[Dataset records]
_ _ _ _

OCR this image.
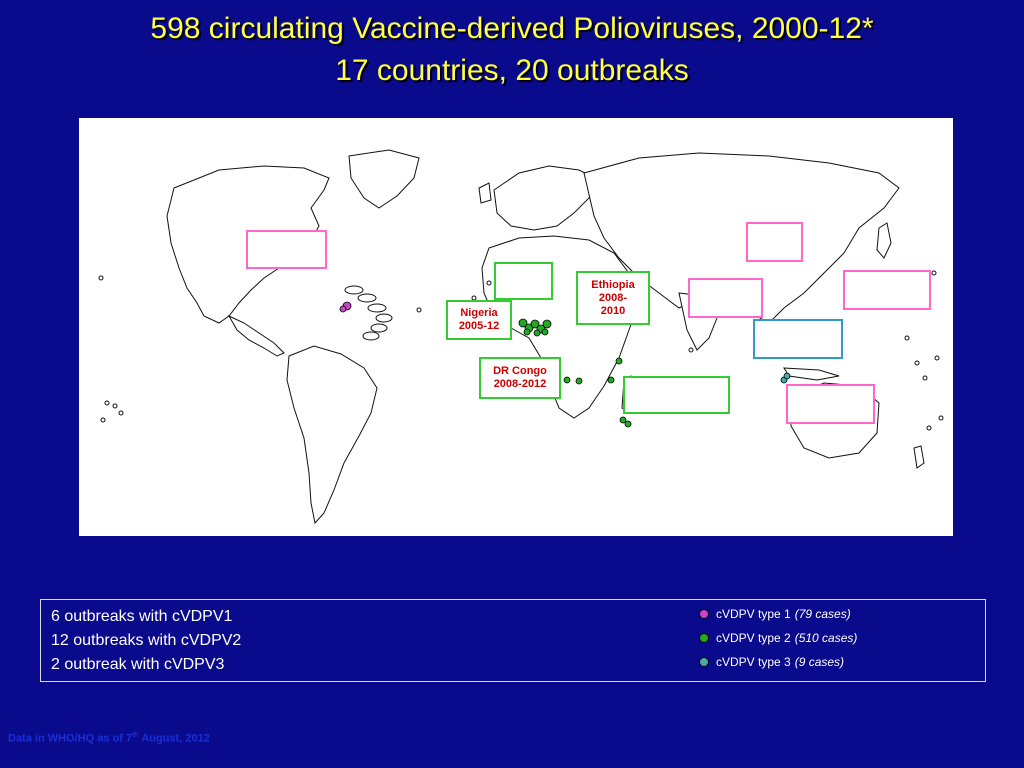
598 circulating Vaccine-derived Polioviruses, 2000-12*
17 countries, 20 outbreaks
Nigeria
2005-12
Ethiopia
2008-
2010
DR Congo
2008-2012
6 outbreaks with cVDPV1
12 outbreaks with cVDPV2
2 outbreak with cVDPV3
cVDPV type 1 (79 cases)
cVDPV type 2 (510 cases)
cVDPV type 3 (9 cases)
Data in WHO/HQ as of 7th August, 2012
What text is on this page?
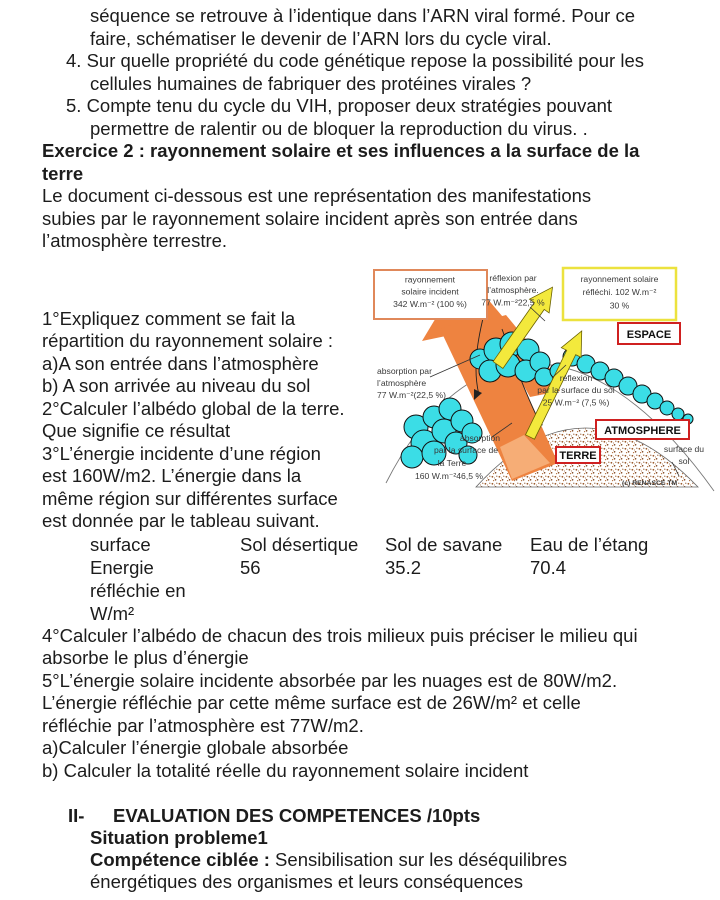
séquence se retrouve à l’identique dans l’ARN viral formé. Pour ce
faire, schématiser le devenir de l’ARN lors du cycle viral.
4. Sur quelle propriété du code génétique repose la possibilité pour les
cellules humaines de fabriquer des protéines virales ?
5. Compte tenu du cycle du VIH, proposer deux stratégies pouvant
permettre de ralentir ou de bloquer la reproduction du virus. .
Exercice 2 : rayonnement solaire et ses influences a la surface de la
terre
Le document ci-dessous est une représentation des manifestations
subies par le rayonnement solaire incident après son entrée dans
l’atmosphère terrestre.
1°Expliquez comment se fait la
répartition du rayonnement solaire :
a)A son entrée dans l’atmosphère
b) A son arrivée au niveau du sol
2°Calculer l’albédo global de la terre.
Que signifie ce résultat
3°L’énergie incidente d’une région
est 160W/m2. L’énergie dans la
même région sur différentes surface
est donnée par le tableau suivant.
rayonnement
solaire incident
342 W.m⁻² (100 %)
réflexion par
l’atmosphère.
77 W.m⁻²22,5 %
rayonnement solaire
réfléchi. 102 W.m⁻²
30 %
ESPACE
absorption par
l’atmosphère
77 W.m⁻²(22,5 %)
réflexion
par la surface du sol
25 W.m⁻² (7,5 %)
ATMOSPHERE
TERRE
surface du
sol
absorption
par la surface de
la Terre
160 W.m⁻²46,5 %
(c) RENASCE TM
surface	Sol désertique	Sol de savane	Eau de l’étang
Energie
réfléchie en
W/m²
56	35.2	70.4
4°Calculer l’albédo de chacun des trois milieux puis préciser le milieu qui
absorbe le plus d’énergie
5°L’énergie solaire incidente absorbée par les nuages est de 80W/m2.
L’énergie réfléchie par cette même surface est de 26W/m² et celle
réfléchie par l’atmosphère est 77W/m2.
a)Calculer l’énergie globale absorbée
b) Calculer la totalité réelle du rayonnement solaire incident
II- EVALUATION DES COMPETENCES /10pts
Situation probleme1
Compétence ciblée : Sensibilisation sur les déséquilibres
énergétiques des organismes et leurs conséquences
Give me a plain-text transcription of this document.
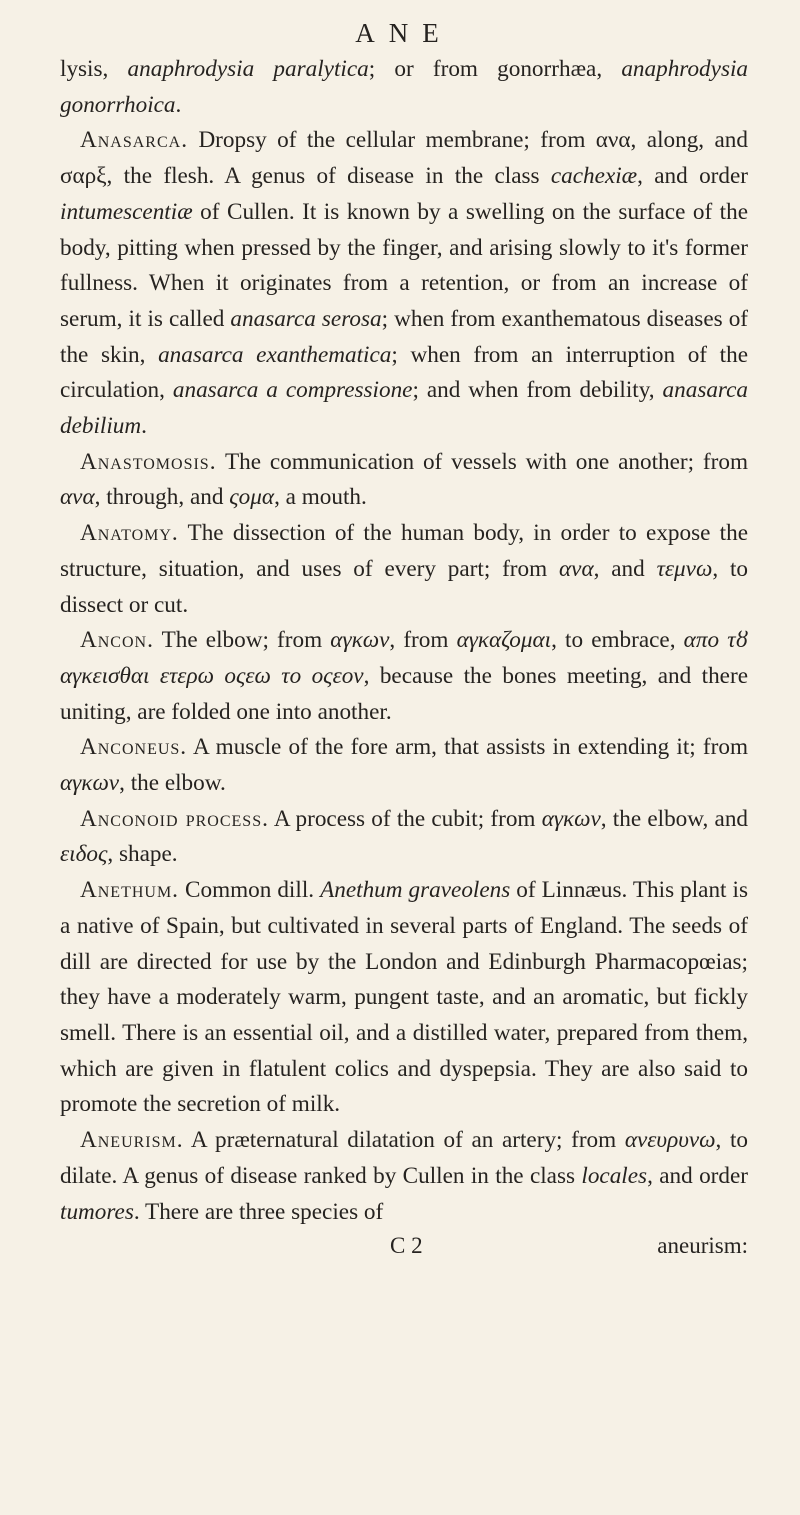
ANE

lysis, anaphrodysia paralytica; or from gonorrhæa, anaphrodysia gonorrhoica.

Anasarca. Dropsy of the cellular membrane; from ανα, along, and σαρξ, the flesh. A genus of disease in the class cachexiæ, and order intumescentiæ of Cullen. It is known by a swelling on the surface of the body, pitting when pressed by the finger, and arising slowly to it's former fullness. When it originates from a retention, or from an increase of serum, it is called anasarca serosa; when from exanthematous diseases of the skin, anasarca exanthematica; when from an interruption of the circulation, anasarca a compressione; and when from debility, anasarca debilium.

Anastomosis. The communication of vessels with one another; from ανα, through, and ςομα, a mouth.

Anatomy. The dissection of the human body, in order to expose the structure, situation, and uses of every part; from ανα, and τεμνω, to dissect or cut.

Ancon. The elbow; from αγκων, from αγκαζομαι, to embrace, απο τȣ αγκεισθαι ετερω οςεω το οςεον, because the bones meeting, and there uniting, are folded one into another.

Anconeus. A muscle of the fore arm, that assists in extending it; from αγκων, the elbow.

Anconoid process. A process of the cubit; from αγκων, the elbow, and ειδος, shape.

Anethum. Common dill. Anethum graveolens of Linnæus. This plant is a native of Spain, but cultivated in several parts of England. The seeds of dill are directed for use by the London and Edinburgh Pharmacopœias; they have a moderately warm, pungent taste, and an aromatic, but fickly smell. There is an essential oil, and a distilled water, prepared from them, which are given in flatulent colics and dyspepsia. They are also said to promote the secretion of milk.

Aneurism. A præternatural dilatation of an artery; from ανευρυνω, to dilate. A genus of disease ranked by Cullen in the class locales, and order tumores. There are three species of

C 2	aneurism:
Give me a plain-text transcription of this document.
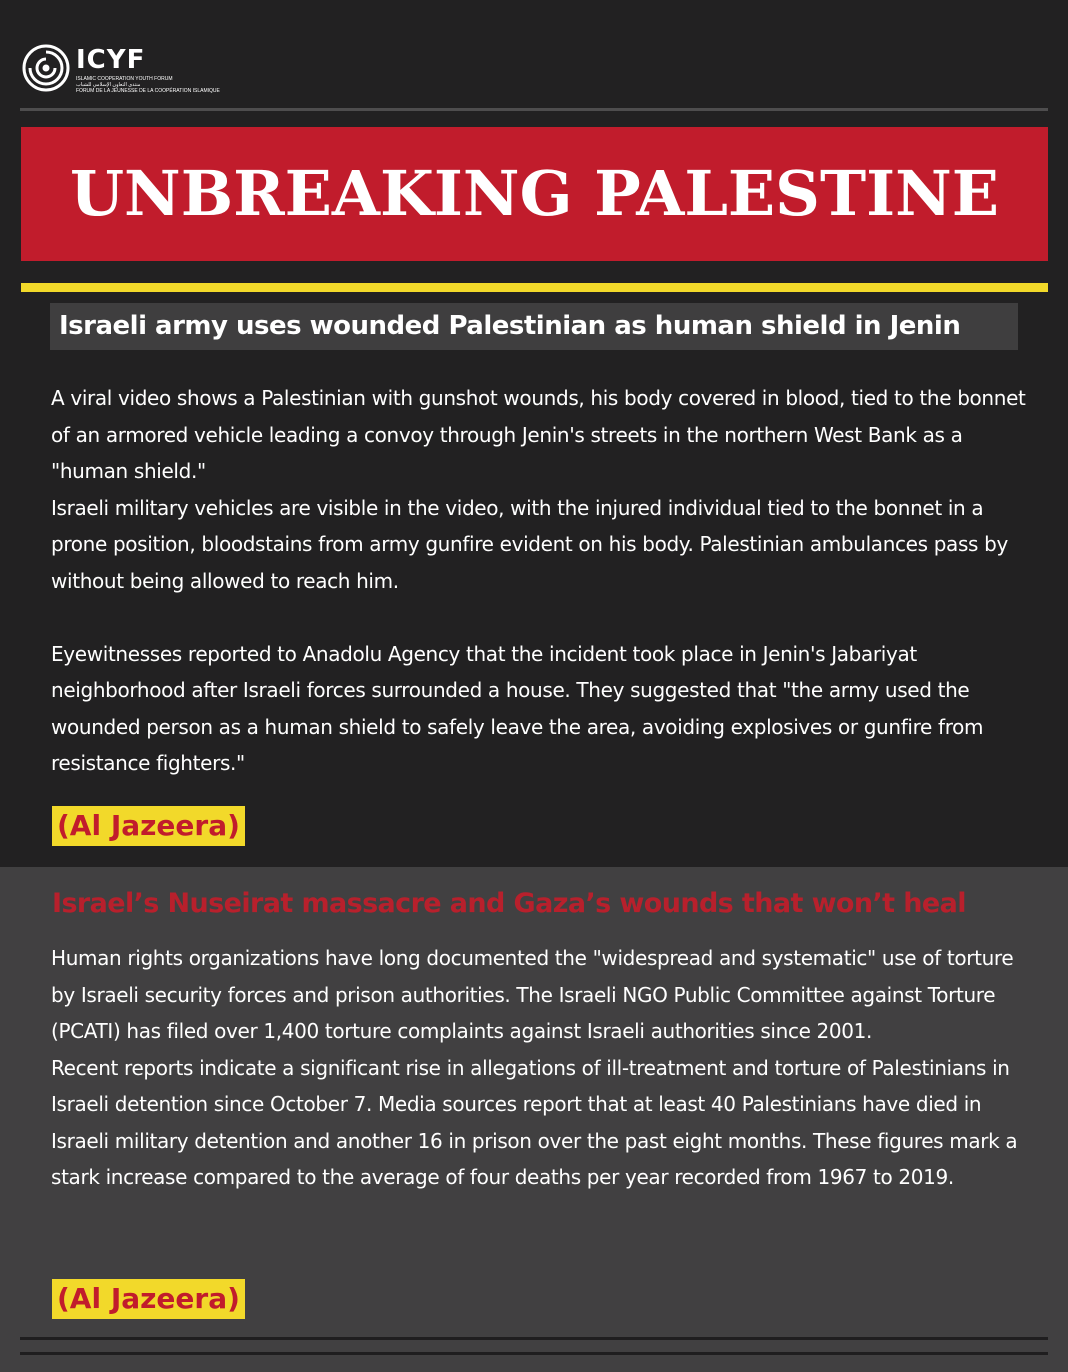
ICYF
ISLAMIC COOPERATION YOUTH FORUM
منتدى التعاون الإسلامي للشباب
FORUM DE LA JEUNESSE DE LA COOPÉRATION ISLAMIQUE
UNBREAKING PALESTINE
Israeli army uses wounded Palestinian as human shield in Jenin

A viral video shows a Palestinian with gunshot wounds, his body covered in blood, tied to the bonnet of an armored vehicle leading a convoy through Jenin's streets in the northern West Bank as a "human shield."

Israeli military vehicles are visible in the video, with the injured individual tied to the bonnet in a prone position, bloodstains from army gunfire evident on his body. Palestinian ambulances pass by without being allowed to reach him.

Eyewitnesses reported to Anadolu Agency that the incident took place in Jenin's Jabariyat neighborhood after Israeli forces surrounded a house. They suggested that "the army used the wounded person as a human shield to safely leave the area, avoiding explosives or gunfire from resistance fighters."

(Al Jazeera)
Israel’s Nuseirat massacre and Gaza’s wounds that won’t heal

Human rights organizations have long documented the "widespread and systematic" use of torture by Israeli security forces and prison authorities. The Israeli NGO Public Committee against Torture (PCATI) has filed over 1,400 torture complaints against Israeli authorities since 2001.

Recent reports indicate a significant rise in allegations of ill-treatment and torture of Palestinians in Israeli detention since October 7. Media sources report that at least 40 Palestinians have died in Israeli military detention and another 16 in prison over the past eight months. These figures mark a stark increase compared to the average of four deaths per year recorded from 1967 to 2019.

(Al Jazeera)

_ _ _ _

### Work item
Within the entries, determine the count of lines containing the string "that" and output it alone.

### Solution for this task
4